| Task |
For the records that follow, return only the count of lines containing the string "true".

| Input data |
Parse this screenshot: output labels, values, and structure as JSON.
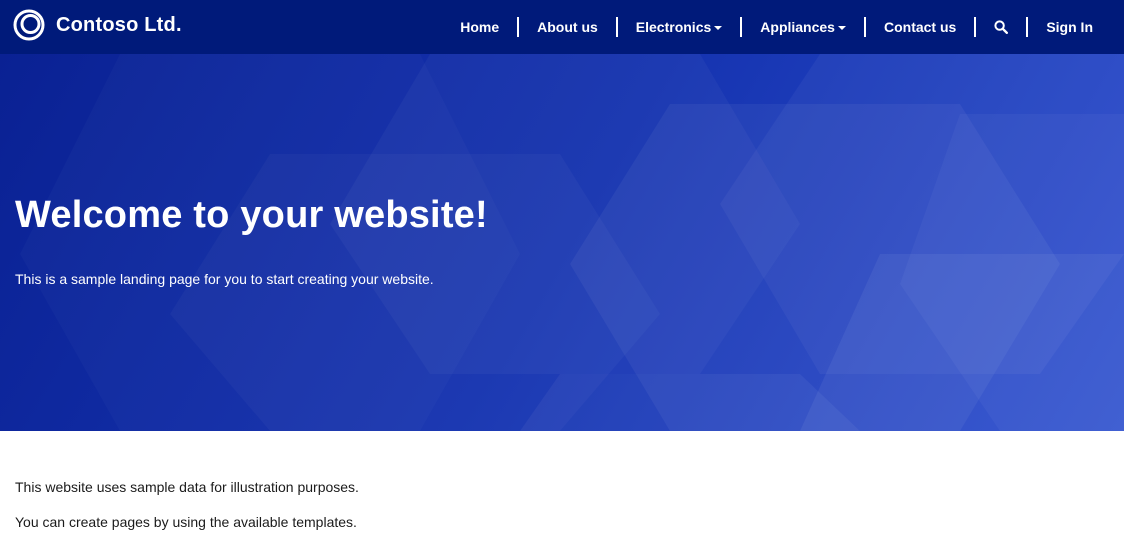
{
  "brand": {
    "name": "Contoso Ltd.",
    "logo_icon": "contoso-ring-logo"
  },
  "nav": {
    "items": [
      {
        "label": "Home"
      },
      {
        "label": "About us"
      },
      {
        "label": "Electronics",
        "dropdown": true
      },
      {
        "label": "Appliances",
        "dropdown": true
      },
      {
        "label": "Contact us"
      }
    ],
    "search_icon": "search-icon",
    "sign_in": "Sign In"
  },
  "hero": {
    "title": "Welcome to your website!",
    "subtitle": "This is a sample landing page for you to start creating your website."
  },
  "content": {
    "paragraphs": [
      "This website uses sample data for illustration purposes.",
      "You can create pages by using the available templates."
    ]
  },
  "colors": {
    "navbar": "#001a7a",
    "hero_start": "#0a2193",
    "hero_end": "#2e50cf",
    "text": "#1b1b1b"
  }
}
--
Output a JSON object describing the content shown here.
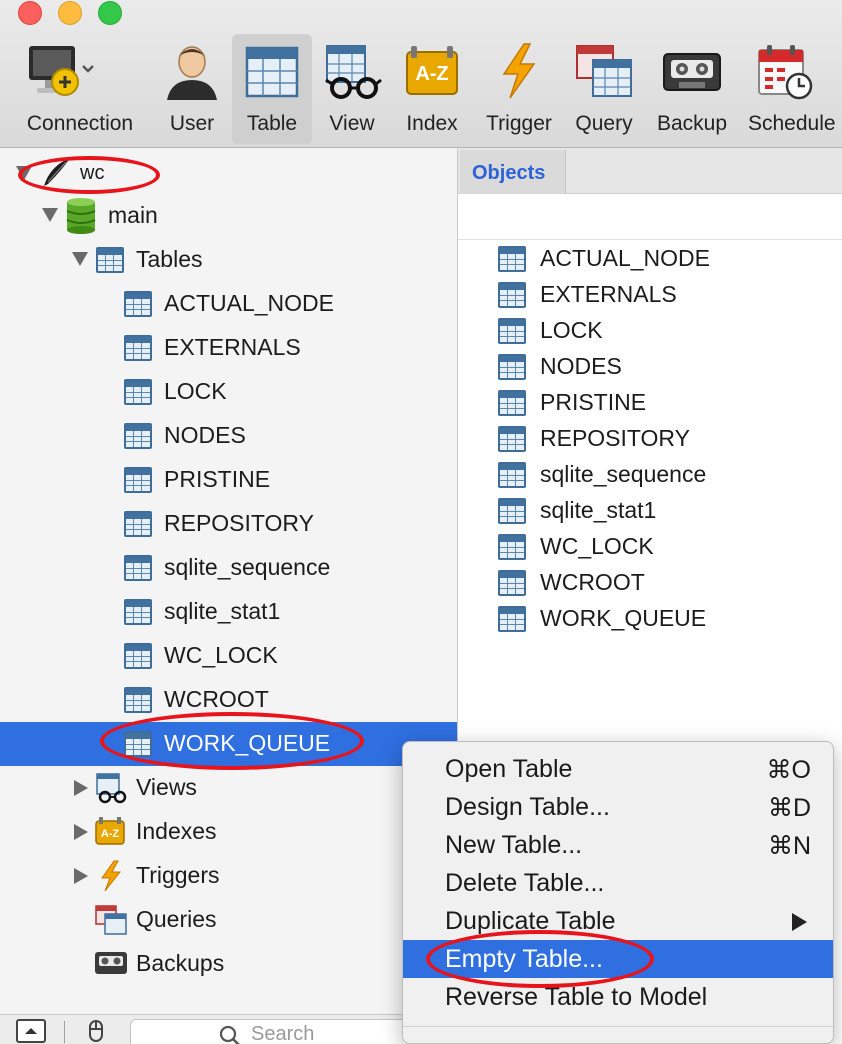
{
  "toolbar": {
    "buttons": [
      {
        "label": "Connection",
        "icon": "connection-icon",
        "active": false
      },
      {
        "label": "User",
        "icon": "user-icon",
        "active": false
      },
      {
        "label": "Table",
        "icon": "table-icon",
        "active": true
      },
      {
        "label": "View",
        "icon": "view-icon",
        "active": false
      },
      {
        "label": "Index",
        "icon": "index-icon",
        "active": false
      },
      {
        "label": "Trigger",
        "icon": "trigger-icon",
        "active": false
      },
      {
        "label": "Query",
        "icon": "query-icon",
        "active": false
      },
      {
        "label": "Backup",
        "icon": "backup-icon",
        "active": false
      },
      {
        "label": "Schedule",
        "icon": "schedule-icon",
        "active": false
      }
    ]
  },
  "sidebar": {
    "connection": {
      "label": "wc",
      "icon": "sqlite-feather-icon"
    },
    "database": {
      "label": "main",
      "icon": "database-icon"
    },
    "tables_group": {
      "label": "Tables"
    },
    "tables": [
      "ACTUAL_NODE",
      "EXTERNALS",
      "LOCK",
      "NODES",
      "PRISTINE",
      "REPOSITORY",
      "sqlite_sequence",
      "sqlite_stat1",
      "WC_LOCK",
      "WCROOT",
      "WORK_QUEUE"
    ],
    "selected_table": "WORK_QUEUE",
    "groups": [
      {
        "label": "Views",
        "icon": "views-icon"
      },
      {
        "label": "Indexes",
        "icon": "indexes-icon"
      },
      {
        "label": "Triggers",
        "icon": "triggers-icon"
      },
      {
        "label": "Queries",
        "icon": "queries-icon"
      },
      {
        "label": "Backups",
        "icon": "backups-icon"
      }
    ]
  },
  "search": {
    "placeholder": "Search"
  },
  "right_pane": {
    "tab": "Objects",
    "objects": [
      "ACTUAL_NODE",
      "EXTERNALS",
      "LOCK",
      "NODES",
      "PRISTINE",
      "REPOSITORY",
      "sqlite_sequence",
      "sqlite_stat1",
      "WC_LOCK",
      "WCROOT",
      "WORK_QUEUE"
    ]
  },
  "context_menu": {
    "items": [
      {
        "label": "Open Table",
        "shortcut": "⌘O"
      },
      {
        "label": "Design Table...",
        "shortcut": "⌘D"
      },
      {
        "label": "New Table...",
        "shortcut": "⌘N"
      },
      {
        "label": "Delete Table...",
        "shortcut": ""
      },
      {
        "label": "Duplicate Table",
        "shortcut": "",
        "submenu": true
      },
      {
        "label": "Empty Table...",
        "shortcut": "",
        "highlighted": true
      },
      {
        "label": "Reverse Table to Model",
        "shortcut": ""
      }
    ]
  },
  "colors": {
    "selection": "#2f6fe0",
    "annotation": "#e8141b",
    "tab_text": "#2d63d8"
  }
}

| The output |
5